== PROVIDED MATERIAL ==
==========

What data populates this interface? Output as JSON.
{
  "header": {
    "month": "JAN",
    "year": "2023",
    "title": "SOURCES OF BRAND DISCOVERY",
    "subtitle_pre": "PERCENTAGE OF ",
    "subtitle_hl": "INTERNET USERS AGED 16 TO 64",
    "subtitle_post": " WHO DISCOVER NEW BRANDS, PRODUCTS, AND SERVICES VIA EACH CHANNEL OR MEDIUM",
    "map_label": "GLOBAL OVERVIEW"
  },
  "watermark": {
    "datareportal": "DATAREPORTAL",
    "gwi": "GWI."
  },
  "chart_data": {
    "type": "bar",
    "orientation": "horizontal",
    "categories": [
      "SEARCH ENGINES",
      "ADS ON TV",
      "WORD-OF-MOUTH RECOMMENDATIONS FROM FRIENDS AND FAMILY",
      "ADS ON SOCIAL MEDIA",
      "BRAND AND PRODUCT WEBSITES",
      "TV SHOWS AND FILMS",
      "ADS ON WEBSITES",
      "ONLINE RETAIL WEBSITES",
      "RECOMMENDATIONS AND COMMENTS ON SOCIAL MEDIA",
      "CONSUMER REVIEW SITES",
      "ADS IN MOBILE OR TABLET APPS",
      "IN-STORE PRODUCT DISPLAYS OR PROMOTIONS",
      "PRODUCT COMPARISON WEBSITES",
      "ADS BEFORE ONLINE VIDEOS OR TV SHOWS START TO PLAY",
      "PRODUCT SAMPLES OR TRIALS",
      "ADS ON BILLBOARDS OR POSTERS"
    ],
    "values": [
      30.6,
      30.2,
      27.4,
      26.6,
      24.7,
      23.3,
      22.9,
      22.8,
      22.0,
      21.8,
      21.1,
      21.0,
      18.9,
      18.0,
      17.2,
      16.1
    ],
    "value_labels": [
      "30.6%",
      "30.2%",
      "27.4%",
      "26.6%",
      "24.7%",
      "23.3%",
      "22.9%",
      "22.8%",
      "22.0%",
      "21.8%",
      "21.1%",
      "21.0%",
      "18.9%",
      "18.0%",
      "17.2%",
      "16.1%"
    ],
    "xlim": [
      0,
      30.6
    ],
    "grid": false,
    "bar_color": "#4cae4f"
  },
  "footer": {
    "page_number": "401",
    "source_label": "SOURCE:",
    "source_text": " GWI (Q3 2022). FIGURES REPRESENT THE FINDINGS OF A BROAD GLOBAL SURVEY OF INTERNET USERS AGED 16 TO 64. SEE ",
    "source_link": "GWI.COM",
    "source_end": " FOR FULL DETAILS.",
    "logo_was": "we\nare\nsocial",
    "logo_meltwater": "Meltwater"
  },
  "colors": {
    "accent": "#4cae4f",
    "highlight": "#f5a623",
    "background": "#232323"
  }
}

==========

== GIVEN EXERCISE ==
Transcribe every entry exactly.

== EXERCISE ANSWER ==
What data populates this interface? Output as JSON.
{
  "header": {
    "month": "JAN",
    "year": "2023",
    "title": "SOURCES OF BRAND DISCOVERY",
    "subtitle_pre": "PERCENTAGE OF ",
    "subtitle_hl": "INTERNET USERS AGED 16 TO 64",
    "subtitle_post": " WHO DISCOVER NEW BRANDS, PRODUCTS, AND SERVICES VIA EACH CHANNEL OR MEDIUM",
    "map_label": "GLOBAL OVERVIEW"
  },
  "watermark": {
    "datareportal": "DATAREPORTAL",
    "gwi": "GWI."
  },
  "chart_data": {
    "type": "bar",
    "orientation": "horizontal",
    "categories": [
      "SEARCH ENGINES",
      "ADS ON TV",
      "WORD-OF-MOUTH RECOMMENDATIONS FROM FRIENDS AND FAMILY",
      "ADS ON SOCIAL MEDIA",
      "BRAND AND PRODUCT WEBSITES",
      "TV SHOWS AND FILMS",
      "ADS ON WEBSITES",
      "ONLINE RETAIL WEBSITES",
      "RECOMMENDATIONS AND COMMENTS ON SOCIAL MEDIA",
      "CONSUMER REVIEW SITES",
      "ADS IN MOBILE OR TABLET APPS",
      "IN-STORE PRODUCT DISPLAYS OR PROMOTIONS",
      "PRODUCT COMPARISON WEBSITES",
      "ADS BEFORE ONLINE VIDEOS OR TV SHOWS START TO PLAY",
      "PRODUCT SAMPLES OR TRIALS",
      "ADS ON BILLBOARDS OR POSTERS"
    ],
    "values": [
      30.6,
      30.2,
      27.4,
      26.6,
      24.7,
      23.3,
      22.9,
      22.8,
      22.0,
      21.8,
      21.1,
      21.0,
      18.9,
      18.0,
      17.2,
      16.1
    ],
    "value_labels": [
      "30.6%",
      "30.2%",
      "27.4%",
      "26.6%",
      "24.7%",
      "23.3%",
      "22.9%",
      "22.8%",
      "22.0%",
      "21.8%",
      "21.1%",
      "21.0%",
      "18.9%",
      "18.0%",
      "17.2%",
      "16.1%"
    ],
    "xlim": [
      0,
      30.6
    ],
    "grid": false,
    "bar_color": "#4cae4f"
  },
  "footer": {
    "page_number": "401",
    "source_label": "SOURCE:",
    "source_text": " GWI (Q3 2022). FIGURES REPRESENT THE FINDINGS OF A BROAD GLOBAL SURVEY OF INTERNET USERS AGED 16 TO 64. SEE ",
    "source_link": "GWI.COM",
    "source_end": " FOR FULL DETAILS.",
    "logo_was": "we\nare\nsocial",
    "logo_meltwater": "Meltwater"
  },
  "colors": {
    "accent": "#4cae4f",
    "highlight": "#f5a623",
    "background": "#232323"
  }
}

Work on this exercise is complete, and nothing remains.